_Given instruction_
Scan the data. Collect each line that contains the word "this".

_Information provided_
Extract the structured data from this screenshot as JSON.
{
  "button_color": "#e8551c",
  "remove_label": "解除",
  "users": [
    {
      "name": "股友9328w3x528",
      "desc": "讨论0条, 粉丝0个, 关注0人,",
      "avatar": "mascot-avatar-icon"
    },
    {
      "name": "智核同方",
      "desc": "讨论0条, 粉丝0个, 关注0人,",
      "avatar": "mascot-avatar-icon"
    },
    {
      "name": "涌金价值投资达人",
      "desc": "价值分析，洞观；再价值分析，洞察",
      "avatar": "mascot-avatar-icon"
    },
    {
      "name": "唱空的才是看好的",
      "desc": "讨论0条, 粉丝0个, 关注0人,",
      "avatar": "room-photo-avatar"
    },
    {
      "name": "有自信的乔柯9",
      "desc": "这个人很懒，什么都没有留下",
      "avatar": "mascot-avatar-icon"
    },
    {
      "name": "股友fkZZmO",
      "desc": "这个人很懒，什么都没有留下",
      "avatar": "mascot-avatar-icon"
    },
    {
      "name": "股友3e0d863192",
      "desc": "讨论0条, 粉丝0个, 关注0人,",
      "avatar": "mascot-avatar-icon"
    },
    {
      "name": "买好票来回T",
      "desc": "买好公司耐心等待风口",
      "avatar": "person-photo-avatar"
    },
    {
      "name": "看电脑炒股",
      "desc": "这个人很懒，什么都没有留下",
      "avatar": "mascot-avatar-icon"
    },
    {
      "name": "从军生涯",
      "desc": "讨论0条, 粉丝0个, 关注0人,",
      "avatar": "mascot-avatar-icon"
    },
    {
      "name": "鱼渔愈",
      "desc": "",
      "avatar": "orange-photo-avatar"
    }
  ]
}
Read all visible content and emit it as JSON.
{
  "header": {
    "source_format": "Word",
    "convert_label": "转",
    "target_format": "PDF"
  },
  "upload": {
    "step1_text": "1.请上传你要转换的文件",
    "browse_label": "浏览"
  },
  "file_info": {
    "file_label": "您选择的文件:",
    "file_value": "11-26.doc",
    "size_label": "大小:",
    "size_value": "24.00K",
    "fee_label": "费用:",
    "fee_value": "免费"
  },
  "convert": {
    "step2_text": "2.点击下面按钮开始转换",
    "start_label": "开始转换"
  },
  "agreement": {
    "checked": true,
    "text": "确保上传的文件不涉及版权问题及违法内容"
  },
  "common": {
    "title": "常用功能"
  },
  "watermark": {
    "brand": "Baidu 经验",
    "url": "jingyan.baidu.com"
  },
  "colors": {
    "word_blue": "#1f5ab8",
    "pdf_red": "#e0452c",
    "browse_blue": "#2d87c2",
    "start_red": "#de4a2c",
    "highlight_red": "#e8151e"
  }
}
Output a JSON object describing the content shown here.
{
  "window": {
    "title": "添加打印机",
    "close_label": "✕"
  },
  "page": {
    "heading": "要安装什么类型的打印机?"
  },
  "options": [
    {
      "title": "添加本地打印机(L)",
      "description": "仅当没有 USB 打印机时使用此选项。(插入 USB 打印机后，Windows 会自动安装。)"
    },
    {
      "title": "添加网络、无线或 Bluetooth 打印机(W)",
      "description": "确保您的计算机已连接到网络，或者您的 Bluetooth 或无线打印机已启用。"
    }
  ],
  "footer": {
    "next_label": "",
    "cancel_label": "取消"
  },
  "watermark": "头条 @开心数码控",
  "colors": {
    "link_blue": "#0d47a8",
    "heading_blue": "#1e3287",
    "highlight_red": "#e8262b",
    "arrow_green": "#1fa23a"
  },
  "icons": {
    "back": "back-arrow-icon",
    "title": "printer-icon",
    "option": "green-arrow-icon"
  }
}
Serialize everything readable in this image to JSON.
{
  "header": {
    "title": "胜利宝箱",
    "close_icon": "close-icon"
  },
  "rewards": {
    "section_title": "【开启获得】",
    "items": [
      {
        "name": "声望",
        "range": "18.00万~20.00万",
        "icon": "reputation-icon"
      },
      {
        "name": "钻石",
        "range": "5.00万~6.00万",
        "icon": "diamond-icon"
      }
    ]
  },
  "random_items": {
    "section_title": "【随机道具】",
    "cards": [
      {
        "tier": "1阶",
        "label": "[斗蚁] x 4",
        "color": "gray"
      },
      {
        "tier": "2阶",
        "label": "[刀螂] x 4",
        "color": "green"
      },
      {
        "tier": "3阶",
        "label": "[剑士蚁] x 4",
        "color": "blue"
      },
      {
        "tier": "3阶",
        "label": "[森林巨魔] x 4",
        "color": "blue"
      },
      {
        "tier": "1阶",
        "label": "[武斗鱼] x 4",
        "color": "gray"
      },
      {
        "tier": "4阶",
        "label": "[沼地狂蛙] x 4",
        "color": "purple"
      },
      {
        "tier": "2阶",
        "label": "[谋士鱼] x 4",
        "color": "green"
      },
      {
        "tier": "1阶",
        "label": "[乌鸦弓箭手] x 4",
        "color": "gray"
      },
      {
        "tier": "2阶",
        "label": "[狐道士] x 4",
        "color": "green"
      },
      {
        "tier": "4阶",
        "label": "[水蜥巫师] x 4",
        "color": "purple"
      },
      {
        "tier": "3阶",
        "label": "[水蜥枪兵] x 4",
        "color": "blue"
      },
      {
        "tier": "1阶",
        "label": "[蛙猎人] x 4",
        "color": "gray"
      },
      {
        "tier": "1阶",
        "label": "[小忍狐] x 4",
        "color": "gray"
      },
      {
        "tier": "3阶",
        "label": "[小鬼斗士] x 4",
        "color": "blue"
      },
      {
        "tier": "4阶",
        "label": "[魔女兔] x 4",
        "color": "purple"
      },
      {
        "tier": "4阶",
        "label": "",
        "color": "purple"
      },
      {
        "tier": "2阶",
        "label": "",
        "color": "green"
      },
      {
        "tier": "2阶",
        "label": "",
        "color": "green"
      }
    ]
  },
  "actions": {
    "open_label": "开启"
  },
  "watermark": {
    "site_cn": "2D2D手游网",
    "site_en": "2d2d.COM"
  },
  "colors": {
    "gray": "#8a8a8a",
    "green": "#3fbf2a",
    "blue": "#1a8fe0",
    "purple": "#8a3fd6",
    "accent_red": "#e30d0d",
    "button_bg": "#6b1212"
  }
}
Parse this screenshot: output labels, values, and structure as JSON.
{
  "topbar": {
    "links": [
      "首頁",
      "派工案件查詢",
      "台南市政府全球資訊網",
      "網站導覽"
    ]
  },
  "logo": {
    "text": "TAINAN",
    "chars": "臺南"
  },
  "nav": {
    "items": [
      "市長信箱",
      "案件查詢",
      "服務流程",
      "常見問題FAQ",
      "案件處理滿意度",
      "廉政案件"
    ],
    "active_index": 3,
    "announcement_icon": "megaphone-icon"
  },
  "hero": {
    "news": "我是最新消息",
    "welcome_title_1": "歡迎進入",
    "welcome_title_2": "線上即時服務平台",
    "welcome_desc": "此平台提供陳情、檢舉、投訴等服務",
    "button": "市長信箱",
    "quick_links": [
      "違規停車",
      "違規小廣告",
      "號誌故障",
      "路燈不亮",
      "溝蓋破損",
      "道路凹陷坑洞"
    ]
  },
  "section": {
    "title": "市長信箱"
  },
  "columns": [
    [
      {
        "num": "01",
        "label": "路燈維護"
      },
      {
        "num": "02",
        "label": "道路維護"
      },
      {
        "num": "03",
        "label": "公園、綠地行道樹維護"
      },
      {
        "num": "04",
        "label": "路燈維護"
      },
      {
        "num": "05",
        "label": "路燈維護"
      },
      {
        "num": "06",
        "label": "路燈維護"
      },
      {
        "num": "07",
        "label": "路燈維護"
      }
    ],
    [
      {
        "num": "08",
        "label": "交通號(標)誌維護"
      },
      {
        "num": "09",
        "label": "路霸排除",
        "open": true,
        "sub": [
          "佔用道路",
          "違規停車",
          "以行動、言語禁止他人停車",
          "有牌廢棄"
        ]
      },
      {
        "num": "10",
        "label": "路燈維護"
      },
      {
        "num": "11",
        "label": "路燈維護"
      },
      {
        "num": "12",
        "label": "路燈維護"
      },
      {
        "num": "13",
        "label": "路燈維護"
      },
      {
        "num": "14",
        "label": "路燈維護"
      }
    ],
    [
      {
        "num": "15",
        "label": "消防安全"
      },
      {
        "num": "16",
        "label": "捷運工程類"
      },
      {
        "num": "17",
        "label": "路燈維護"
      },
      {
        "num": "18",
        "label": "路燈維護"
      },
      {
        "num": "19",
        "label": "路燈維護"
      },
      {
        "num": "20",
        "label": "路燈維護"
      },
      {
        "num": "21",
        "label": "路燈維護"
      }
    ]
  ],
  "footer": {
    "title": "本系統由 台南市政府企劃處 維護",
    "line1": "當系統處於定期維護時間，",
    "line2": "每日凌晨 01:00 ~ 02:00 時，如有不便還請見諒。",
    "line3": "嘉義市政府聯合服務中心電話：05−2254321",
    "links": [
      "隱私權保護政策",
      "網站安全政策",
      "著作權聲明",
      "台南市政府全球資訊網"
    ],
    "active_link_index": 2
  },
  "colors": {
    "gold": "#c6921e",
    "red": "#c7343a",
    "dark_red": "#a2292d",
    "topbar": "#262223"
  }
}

_Problem solution_
Extract the structured data from this screenshot as JSON.
Serialize everything readable in this image to JSON.
Parse this screenshot: output labels, values, and structure as JSON.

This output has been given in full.